__Task instructions__: Filter the records below and copy every line containing the word "this".

--- start of Exercise data ---

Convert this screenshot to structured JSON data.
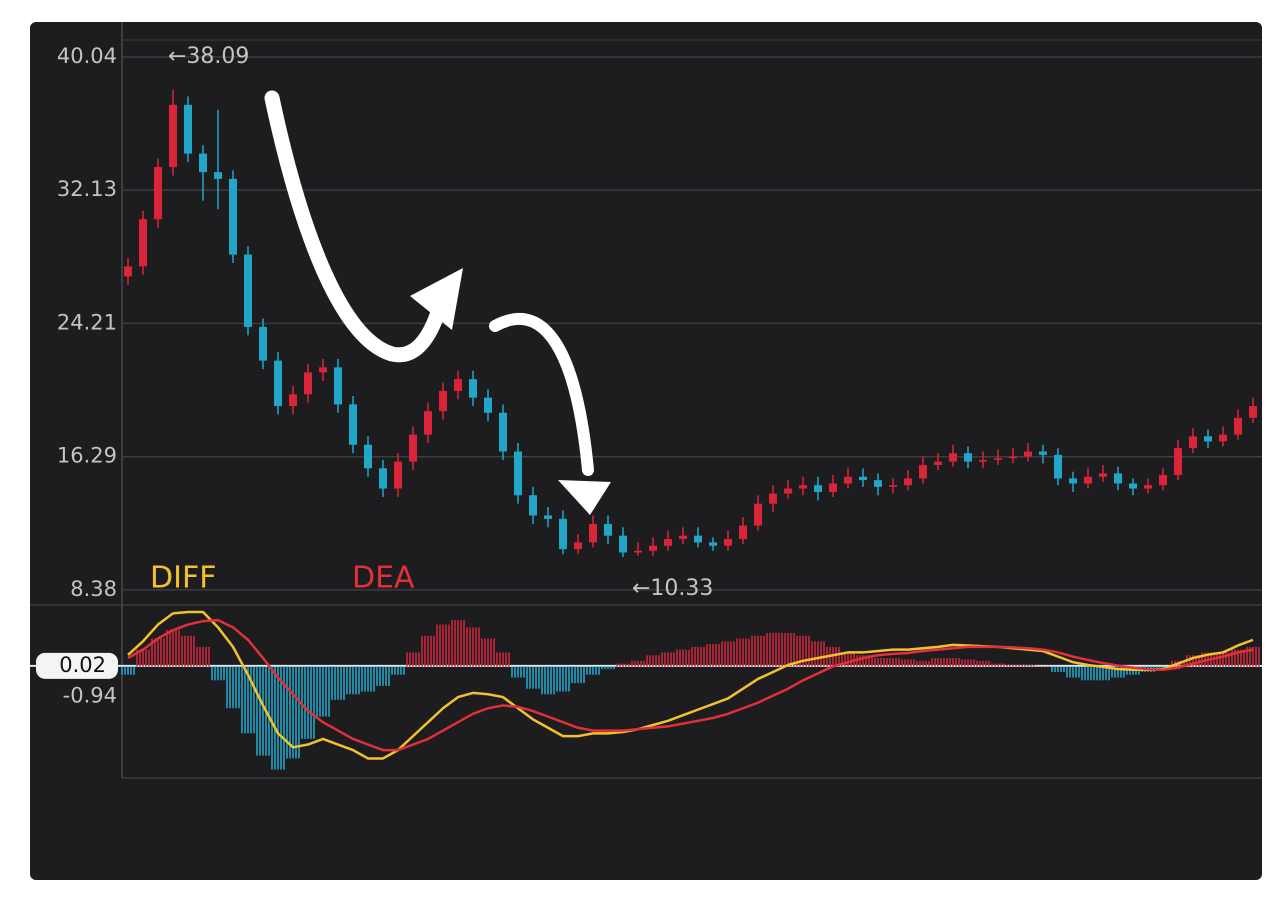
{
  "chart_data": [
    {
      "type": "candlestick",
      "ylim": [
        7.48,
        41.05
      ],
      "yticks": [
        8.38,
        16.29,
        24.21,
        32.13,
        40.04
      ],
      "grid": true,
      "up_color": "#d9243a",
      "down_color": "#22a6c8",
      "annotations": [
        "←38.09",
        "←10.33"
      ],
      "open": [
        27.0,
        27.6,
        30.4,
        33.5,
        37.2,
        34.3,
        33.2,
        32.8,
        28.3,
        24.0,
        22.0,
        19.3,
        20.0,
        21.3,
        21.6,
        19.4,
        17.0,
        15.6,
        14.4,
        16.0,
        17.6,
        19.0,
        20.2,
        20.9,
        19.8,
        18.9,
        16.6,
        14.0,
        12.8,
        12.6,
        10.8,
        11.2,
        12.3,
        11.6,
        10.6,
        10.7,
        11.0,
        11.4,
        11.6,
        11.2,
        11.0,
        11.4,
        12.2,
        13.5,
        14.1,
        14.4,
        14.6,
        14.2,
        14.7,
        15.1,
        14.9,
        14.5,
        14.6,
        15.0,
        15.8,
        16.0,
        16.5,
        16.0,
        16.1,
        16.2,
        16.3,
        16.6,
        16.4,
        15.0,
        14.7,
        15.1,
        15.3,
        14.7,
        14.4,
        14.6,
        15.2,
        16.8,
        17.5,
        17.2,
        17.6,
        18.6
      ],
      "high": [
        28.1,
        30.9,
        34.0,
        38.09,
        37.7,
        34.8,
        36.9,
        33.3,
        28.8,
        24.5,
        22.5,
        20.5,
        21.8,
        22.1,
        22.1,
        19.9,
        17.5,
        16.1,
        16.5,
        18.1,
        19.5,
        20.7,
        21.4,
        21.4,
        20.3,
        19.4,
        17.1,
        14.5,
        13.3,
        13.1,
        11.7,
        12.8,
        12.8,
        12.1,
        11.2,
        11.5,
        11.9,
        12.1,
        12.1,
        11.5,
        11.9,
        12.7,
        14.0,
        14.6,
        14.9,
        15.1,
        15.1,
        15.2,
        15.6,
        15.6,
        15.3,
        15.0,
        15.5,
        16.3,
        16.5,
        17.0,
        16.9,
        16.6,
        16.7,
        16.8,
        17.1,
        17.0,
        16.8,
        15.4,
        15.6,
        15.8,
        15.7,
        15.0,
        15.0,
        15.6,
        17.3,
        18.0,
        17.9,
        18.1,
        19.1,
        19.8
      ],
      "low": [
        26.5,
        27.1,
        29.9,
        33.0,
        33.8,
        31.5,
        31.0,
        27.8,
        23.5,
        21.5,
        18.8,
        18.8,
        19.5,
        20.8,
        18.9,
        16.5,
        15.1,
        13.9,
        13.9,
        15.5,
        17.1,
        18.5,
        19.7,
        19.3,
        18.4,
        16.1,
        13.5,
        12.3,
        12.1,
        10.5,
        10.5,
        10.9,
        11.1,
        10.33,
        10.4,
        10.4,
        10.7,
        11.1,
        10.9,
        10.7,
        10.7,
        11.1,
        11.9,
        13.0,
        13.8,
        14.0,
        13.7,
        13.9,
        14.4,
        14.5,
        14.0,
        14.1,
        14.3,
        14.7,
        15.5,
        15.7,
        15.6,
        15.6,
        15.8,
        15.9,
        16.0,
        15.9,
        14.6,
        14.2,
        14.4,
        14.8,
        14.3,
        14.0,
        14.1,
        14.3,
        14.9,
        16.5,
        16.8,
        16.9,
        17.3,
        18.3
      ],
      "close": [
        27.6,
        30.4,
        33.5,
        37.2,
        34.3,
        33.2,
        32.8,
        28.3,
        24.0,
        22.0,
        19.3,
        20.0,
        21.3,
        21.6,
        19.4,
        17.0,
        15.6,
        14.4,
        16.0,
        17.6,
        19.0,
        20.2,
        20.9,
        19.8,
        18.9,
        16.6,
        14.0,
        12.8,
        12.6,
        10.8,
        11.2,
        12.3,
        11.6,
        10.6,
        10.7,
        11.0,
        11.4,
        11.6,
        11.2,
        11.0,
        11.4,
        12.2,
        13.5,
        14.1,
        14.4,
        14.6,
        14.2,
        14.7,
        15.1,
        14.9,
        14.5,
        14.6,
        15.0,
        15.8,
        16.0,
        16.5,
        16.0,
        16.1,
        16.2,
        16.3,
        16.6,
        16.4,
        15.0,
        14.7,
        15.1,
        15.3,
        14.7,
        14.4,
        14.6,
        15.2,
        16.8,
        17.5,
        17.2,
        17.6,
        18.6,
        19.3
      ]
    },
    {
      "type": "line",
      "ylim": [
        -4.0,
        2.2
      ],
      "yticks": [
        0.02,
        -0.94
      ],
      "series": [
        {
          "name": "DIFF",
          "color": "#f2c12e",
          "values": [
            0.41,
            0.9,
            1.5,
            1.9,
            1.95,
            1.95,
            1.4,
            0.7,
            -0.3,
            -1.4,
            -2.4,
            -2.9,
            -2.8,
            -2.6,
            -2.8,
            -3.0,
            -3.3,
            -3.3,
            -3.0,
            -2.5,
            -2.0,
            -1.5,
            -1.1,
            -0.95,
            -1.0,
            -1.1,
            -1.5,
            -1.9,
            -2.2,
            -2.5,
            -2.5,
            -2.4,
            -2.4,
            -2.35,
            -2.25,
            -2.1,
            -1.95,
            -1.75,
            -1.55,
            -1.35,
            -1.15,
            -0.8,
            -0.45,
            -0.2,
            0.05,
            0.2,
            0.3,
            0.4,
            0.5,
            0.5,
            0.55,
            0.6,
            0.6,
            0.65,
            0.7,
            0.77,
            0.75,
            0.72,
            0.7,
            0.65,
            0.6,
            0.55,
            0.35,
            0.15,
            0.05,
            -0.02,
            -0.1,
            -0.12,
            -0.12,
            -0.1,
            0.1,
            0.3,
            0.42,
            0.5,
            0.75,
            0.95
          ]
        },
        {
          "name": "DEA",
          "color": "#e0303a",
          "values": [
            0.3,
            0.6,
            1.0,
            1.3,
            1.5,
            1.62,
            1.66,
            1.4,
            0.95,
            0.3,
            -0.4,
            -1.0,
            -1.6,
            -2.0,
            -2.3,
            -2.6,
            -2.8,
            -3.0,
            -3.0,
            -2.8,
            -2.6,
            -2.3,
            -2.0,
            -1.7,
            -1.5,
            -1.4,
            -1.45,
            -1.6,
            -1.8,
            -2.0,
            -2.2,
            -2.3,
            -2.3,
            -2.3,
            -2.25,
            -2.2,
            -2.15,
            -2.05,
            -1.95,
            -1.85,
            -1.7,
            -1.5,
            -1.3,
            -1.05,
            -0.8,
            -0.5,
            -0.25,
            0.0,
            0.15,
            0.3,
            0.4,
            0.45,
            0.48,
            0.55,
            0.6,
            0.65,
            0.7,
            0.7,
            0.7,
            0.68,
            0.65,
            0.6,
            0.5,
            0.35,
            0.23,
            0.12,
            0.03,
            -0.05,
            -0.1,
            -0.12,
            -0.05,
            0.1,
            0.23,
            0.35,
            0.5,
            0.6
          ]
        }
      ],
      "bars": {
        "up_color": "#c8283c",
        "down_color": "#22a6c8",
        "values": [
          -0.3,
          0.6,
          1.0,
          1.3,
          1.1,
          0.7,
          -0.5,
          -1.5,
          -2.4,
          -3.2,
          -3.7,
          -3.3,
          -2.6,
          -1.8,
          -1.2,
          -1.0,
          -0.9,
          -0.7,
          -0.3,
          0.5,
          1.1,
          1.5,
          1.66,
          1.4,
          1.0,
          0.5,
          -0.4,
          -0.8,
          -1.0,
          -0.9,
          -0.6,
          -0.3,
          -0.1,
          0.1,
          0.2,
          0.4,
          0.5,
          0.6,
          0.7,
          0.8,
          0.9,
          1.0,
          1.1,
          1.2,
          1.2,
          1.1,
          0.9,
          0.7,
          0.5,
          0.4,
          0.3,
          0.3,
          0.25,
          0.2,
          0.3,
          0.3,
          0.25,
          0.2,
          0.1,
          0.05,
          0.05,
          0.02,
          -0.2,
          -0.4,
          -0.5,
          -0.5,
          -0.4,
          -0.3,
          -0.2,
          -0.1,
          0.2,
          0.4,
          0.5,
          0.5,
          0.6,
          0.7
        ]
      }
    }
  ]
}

--- end of Exercise data ---
--- start of Exercise data ---

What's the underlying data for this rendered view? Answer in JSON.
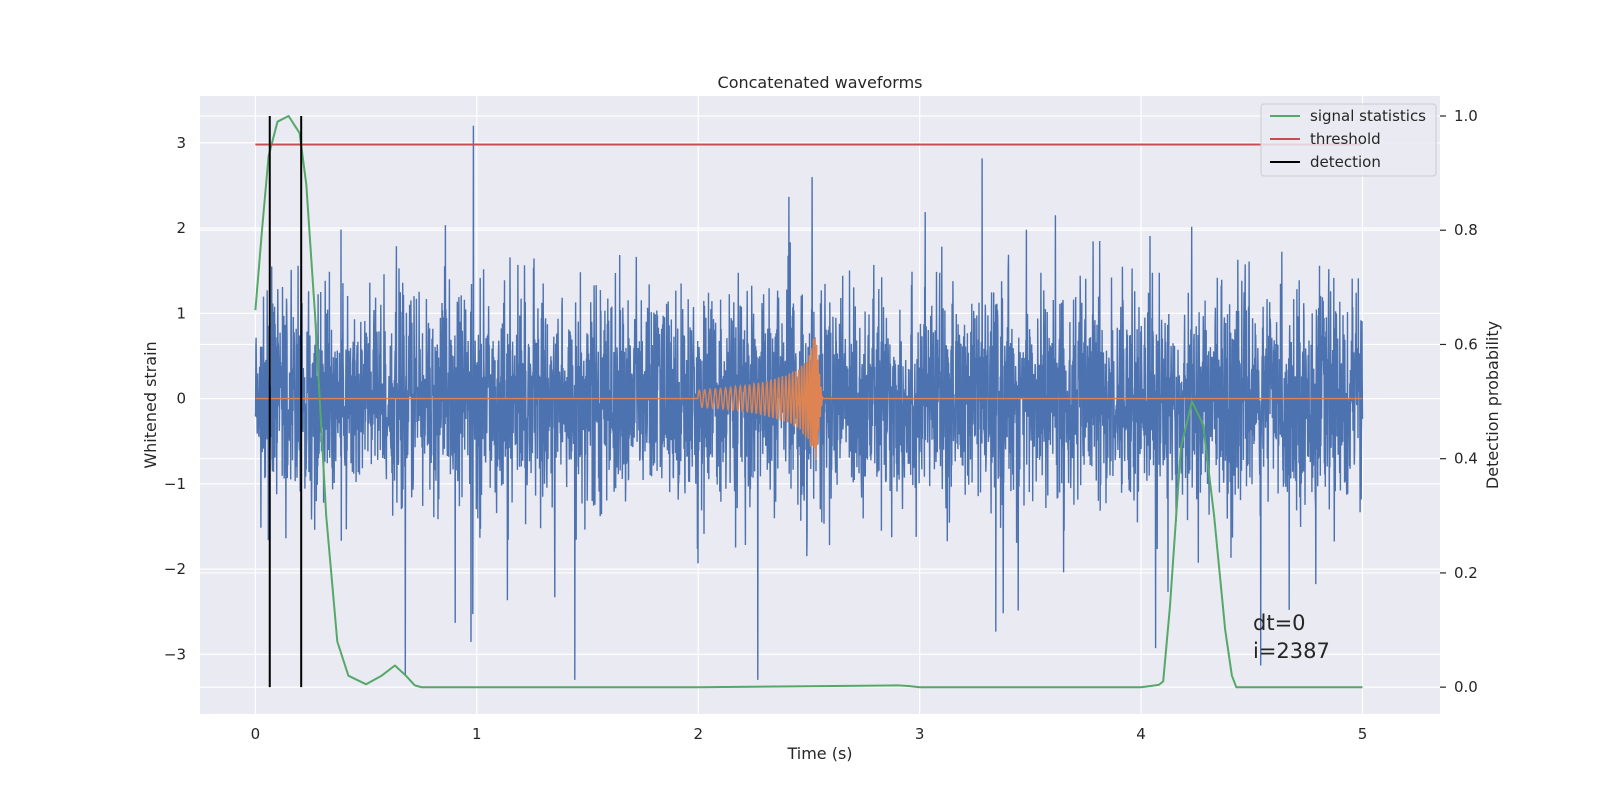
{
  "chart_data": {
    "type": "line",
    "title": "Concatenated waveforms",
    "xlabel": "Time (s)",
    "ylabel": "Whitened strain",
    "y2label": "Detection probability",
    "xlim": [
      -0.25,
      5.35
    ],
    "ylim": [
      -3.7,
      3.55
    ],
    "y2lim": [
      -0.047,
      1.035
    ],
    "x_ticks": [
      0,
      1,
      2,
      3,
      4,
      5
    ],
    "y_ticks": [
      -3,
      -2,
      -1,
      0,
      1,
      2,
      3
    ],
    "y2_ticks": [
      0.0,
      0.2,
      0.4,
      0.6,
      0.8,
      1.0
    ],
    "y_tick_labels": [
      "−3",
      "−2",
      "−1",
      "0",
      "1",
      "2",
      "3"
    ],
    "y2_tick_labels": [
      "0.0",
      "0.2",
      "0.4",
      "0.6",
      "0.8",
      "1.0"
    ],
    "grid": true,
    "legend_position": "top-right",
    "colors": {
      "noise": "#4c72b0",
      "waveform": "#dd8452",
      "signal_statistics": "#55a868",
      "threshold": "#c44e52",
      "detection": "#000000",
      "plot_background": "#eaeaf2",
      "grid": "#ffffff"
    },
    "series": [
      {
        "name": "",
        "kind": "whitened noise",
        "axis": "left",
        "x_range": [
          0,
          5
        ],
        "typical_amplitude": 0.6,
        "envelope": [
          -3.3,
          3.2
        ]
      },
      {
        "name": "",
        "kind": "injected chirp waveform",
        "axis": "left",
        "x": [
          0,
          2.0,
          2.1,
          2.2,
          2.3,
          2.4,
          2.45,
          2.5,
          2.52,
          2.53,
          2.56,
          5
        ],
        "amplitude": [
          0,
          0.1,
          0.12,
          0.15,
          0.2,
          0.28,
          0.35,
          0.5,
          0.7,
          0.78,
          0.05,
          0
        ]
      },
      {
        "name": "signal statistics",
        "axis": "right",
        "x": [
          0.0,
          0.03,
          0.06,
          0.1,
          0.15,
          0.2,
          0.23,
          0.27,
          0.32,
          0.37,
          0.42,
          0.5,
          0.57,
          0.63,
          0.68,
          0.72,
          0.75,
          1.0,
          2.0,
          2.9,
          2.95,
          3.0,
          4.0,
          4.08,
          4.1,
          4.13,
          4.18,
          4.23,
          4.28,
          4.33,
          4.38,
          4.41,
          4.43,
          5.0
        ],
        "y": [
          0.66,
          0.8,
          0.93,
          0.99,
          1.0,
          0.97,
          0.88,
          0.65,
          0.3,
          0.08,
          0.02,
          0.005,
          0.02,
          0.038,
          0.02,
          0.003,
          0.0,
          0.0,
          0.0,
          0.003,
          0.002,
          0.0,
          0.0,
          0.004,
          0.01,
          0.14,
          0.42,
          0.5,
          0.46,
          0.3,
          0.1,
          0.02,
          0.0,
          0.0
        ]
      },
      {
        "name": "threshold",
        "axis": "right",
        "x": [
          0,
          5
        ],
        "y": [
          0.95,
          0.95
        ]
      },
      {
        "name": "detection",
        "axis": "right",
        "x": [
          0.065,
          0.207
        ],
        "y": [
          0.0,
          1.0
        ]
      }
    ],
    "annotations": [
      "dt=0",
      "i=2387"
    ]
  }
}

--- end of Exercise data ---

__Solution to the problem__:
Convert this screenshot to structured JSON data.
What's the underlying data for this rendered view? Answer in JSON.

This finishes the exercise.